Search the listing for the string "open" and copy every line that contains it.
>>>
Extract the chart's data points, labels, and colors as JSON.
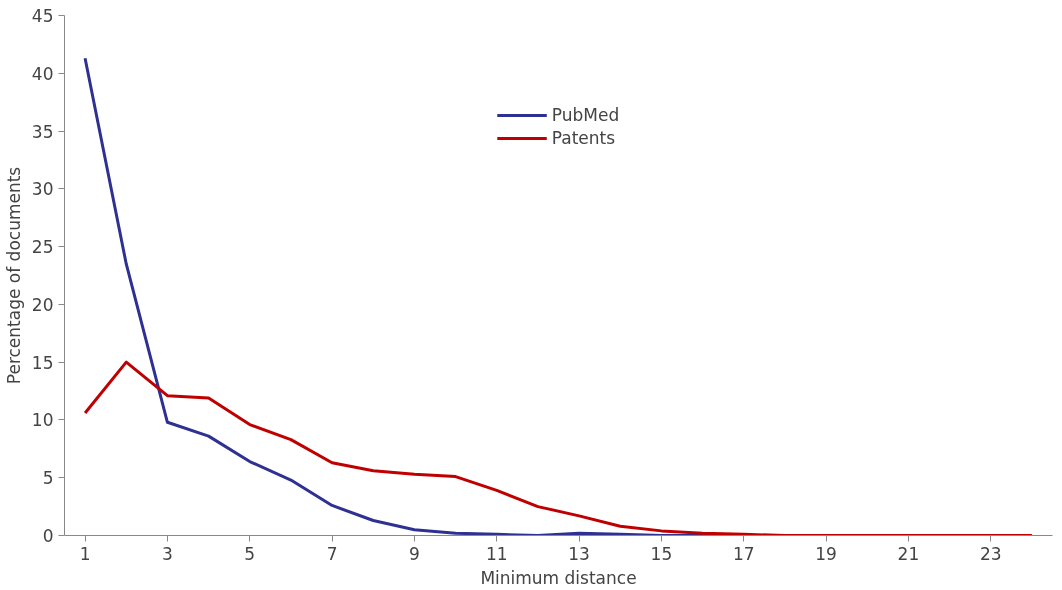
{
  "chart_data": {
    "type": "line",
    "xlabel": "Minimum distance",
    "ylabel": "Percentage of documents",
    "x": [
      1,
      2,
      3,
      4,
      5,
      6,
      7,
      8,
      9,
      10,
      11,
      12,
      13,
      14,
      15,
      16,
      17,
      18,
      19,
      20,
      21,
      22,
      23,
      24
    ],
    "series": [
      {
        "name": "PubMed",
        "color": "#2e3192",
        "values": [
          41.3,
          23.5,
          9.8,
          8.6,
          6.4,
          4.8,
          2.6,
          1.3,
          0.5,
          0.2,
          0.1,
          0,
          0.2,
          0.1,
          0,
          0,
          0,
          null,
          null,
          null,
          null,
          null,
          null,
          null
        ]
      },
      {
        "name": "Patents",
        "color": "#c00000",
        "values": [
          10.6,
          15.0,
          12.1,
          11.9,
          9.6,
          8.3,
          6.3,
          5.6,
          5.3,
          5.1,
          3.9,
          2.5,
          1.7,
          0.8,
          0.4,
          0.2,
          0.1,
          0,
          0,
          0,
          0,
          0,
          0,
          0
        ]
      }
    ],
    "xlim": [
      0.5,
      24.5
    ],
    "xticks": [
      1,
      3,
      5,
      7,
      9,
      11,
      13,
      15,
      17,
      19,
      21,
      23
    ],
    "ylim": [
      0,
      45
    ],
    "yticks": [
      0,
      5,
      10,
      15,
      20,
      25,
      30,
      35,
      40,
      45
    ],
    "grid": false,
    "legend": "top",
    "marker": "none",
    "line_style": "solid"
  }
}
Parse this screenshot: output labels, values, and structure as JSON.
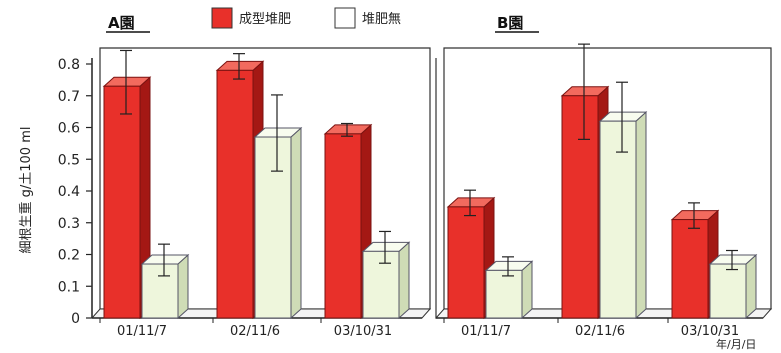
{
  "chart_data": {
    "type": "bar",
    "ylabel": "細根生重 g/土100 ml",
    "xunit": "年/月/日",
    "ylim": [
      0,
      0.8
    ],
    "yticks": [
      "0",
      "0.1",
      "0.2",
      "0.3",
      "0.4",
      "0.5",
      "0.6",
      "0.7",
      "0.8"
    ],
    "legend": [
      {
        "label": "成型堆肥",
        "color": "#e8302a"
      },
      {
        "label": "堆肥無",
        "color": "#eef6dc"
      }
    ],
    "panels": [
      {
        "title": "A園",
        "categories": [
          "01/11/7",
          "02/11/6",
          "03/10/31"
        ],
        "series": [
          {
            "name": "成型堆肥",
            "values": [
              0.73,
              0.78,
              0.58
            ],
            "err": [
              0.1,
              0.04,
              0.02
            ]
          },
          {
            "name": "堆肥無",
            "values": [
              0.17,
              0.57,
              0.21
            ],
            "err": [
              0.05,
              0.12,
              0.05
            ]
          }
        ]
      },
      {
        "title": "B園",
        "categories": [
          "01/11/7",
          "02/11/6",
          "03/10/31"
        ],
        "series": [
          {
            "name": "成型堆肥",
            "values": [
              0.35,
              0.7,
              0.31
            ],
            "err": [
              0.04,
              0.15,
              0.04
            ]
          },
          {
            "name": "堆肥無",
            "values": [
              0.15,
              0.62,
              0.17
            ],
            "err": [
              0.03,
              0.11,
              0.03
            ]
          }
        ]
      }
    ]
  }
}
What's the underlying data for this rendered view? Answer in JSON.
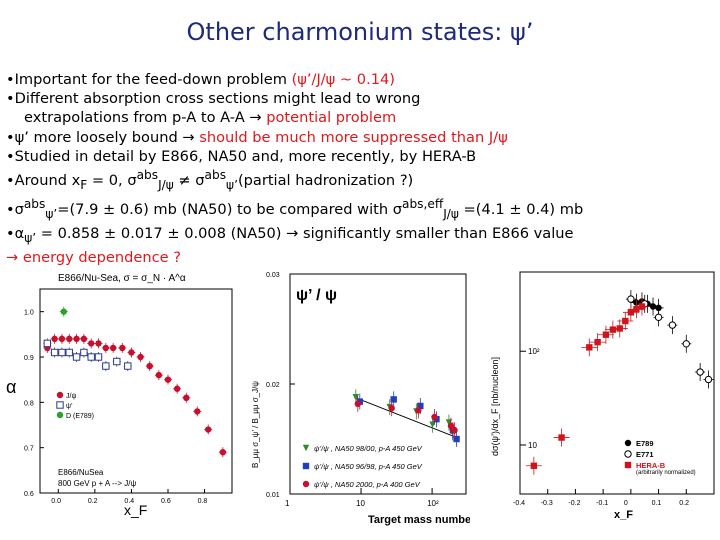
{
  "title": "Other charmonium states: ψ’",
  "bullets": {
    "b1_pre": "•Important for the feed-down problem ",
    "b1_red": "(ψ’/J/ψ ~ 0.14)",
    "b2": "•Different absorption cross sections might lead to wrong",
    "b3_pre": "extrapolations from p-A to A-A → ",
    "b3_red": "potential problem",
    "b4_pre": "•ψ’ more loosely bound → ",
    "b4_red": "should be much more suppressed than J/ψ",
    "b5": "•Studied in detail by E866, NA50 and, more recently, by HERA-B",
    "b6": "•Around x",
    "b6_sub": "F",
    "b6_rest": " = 0, σ",
    "b6_sup1": "abs",
    "b6_sub1": "J/ψ",
    "b6_mid": " ≠ σ",
    "b6_sup2": "abs",
    "b6_sub2": "ψ’",
    "b6_end": "(partial hadronization ?)",
    "b7_pre": "•σ",
    "b7_sup1": "abs",
    "b7_sub1": "ψ’",
    "b7_mid": "=(7.9 ± 0.6) mb (NA50) to be compared with σ",
    "b7_sup2": "abs,eff",
    "b7_sub2": "J/ψ",
    "b7_end": " =(4.1 ± 0.4) mb",
    "b8_pre": "•α",
    "b8_sub": "ψ’",
    "b8_end": " = 0.858 ± 0.017 ± 0.008 (NA50) → significantly smaller than E866 value",
    "b9_red": "→ energy dependence ?"
  },
  "chart_data": [
    {
      "type": "scatter",
      "title": "E866/Nu-Sea, σ = σ_N · A^α",
      "xlabel": "x_F",
      "ylabel": "α",
      "xlim": [
        -0.1,
        0.95
      ],
      "ylim": [
        0.6,
        1.05
      ],
      "xticks": [
        "0.0",
        "0.2",
        "0.4",
        "0.6",
        "0.8"
      ],
      "yticks": [
        "0.6",
        "0.7",
        "0.8",
        "0.9",
        "1.0"
      ],
      "annotations": [
        "E866/NuSea",
        "800 GeV p + A --> J/ψ"
      ],
      "series": [
        {
          "name": "J/ψ",
          "color": "#c8102e",
          "marker": "circle",
          "x": [
            -0.06,
            -0.02,
            0.02,
            0.06,
            0.1,
            0.14,
            0.18,
            0.22,
            0.26,
            0.3,
            0.35,
            0.4,
            0.45,
            0.5,
            0.55,
            0.6,
            0.65,
            0.7,
            0.76,
            0.82,
            0.9
          ],
          "y": [
            0.92,
            0.94,
            0.94,
            0.94,
            0.94,
            0.94,
            0.93,
            0.93,
            0.92,
            0.92,
            0.92,
            0.91,
            0.9,
            0.88,
            0.86,
            0.85,
            0.83,
            0.81,
            0.78,
            0.74,
            0.69
          ]
        },
        {
          "name": "ψ’",
          "color": "#2e3b8f",
          "marker": "square-open",
          "x": [
            -0.06,
            -0.02,
            0.02,
            0.06,
            0.1,
            0.14,
            0.18,
            0.22,
            0.26,
            0.32,
            0.38
          ],
          "y": [
            0.93,
            0.91,
            0.91,
            0.91,
            0.9,
            0.91,
            0.9,
            0.9,
            0.88,
            0.89,
            0.88
          ]
        },
        {
          "name": "D (E789)",
          "color": "#2ca02c",
          "marker": "circle",
          "x": [
            0.03
          ],
          "y": [
            1.0
          ]
        }
      ]
    },
    {
      "type": "scatter",
      "title": "ψ’ / ψ",
      "xlabel": "Target mass number",
      "ylabel": "B_μμ σ_ψ’ / B_μμ σ_J/ψ",
      "xscale": "log",
      "xlim": [
        1,
        300
      ],
      "ylim": [
        0.01,
        0.03
      ],
      "xticks": [
        "1",
        "10",
        "10²"
      ],
      "yticks": [
        "0.01",
        "0.02",
        "0.03"
      ],
      "series": [
        {
          "name": "ψ’/ψ , NA50 98/00, p-A 450 GeV",
          "color": "#2e8b2e",
          "marker": "triangle-down",
          "x": [
            9,
            27,
            64,
            108,
            184,
            207
          ],
          "y": [
            0.0188,
            0.0179,
            0.0175,
            0.0163,
            0.0165,
            0.0156
          ]
        },
        {
          "name": "ψ’/ψ , NA50 96/98, p-A 450 GeV",
          "color": "#1f3fbf",
          "marker": "square",
          "x": [
            9,
            27,
            64,
            108,
            184,
            207
          ],
          "y": [
            0.0184,
            0.0186,
            0.018,
            0.0168,
            0.0158,
            0.015
          ]
        },
        {
          "name": "ψ’/ψ , NA50 2000, p-A 400 GeV",
          "color": "#c8102e",
          "marker": "circle",
          "x": [
            9,
            27,
            64,
            108,
            184,
            207
          ],
          "y": [
            0.0182,
            0.0178,
            0.0176,
            0.017,
            0.0162,
            0.0158
          ]
        }
      ],
      "fit": {
        "x": [
          8,
          210
        ],
        "y": [
          0.0188,
          0.0152
        ]
      }
    },
    {
      "type": "scatter",
      "xlabel": "x_F",
      "ylabel": "dσ(ψ’)/dx_F [nb/nucleon]",
      "yscale": "log",
      "xlim": [
        -0.4,
        0.3
      ],
      "xticks": [
        "-0.4",
        "-0.3",
        "-0.2",
        "-0.1",
        "0",
        "0.1",
        "0.2"
      ],
      "yticks": [
        "10",
        "10²"
      ],
      "series": [
        {
          "name": "E789",
          "color": "#000000",
          "marker": "circle",
          "x": [
            0.02,
            0.04,
            0.06,
            0.08,
            0.1
          ],
          "y": [
            330,
            340,
            320,
            300,
            290
          ]
        },
        {
          "name": "E771",
          "color": "#000000",
          "marker": "circle-open",
          "x": [
            0.0,
            0.05,
            0.1,
            0.15,
            0.2,
            0.25,
            0.28
          ],
          "y": [
            360,
            320,
            230,
            190,
            120,
            60,
            50
          ]
        },
        {
          "name": "HERA-B",
          "note": "(arbitrarily normalized)",
          "color": "#d0141c",
          "marker": "square",
          "x": [
            -0.35,
            -0.25,
            -0.15,
            -0.12,
            -0.09,
            -0.065,
            -0.04,
            -0.02,
            0.0,
            0.02,
            0.04
          ],
          "y": [
            6,
            12,
            110,
            125,
            150,
            170,
            175,
            210,
            260,
            280,
            300
          ]
        }
      ]
    }
  ]
}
<<<
**Reply:**
          "marker": "square-open",
          "marker": "circle-open",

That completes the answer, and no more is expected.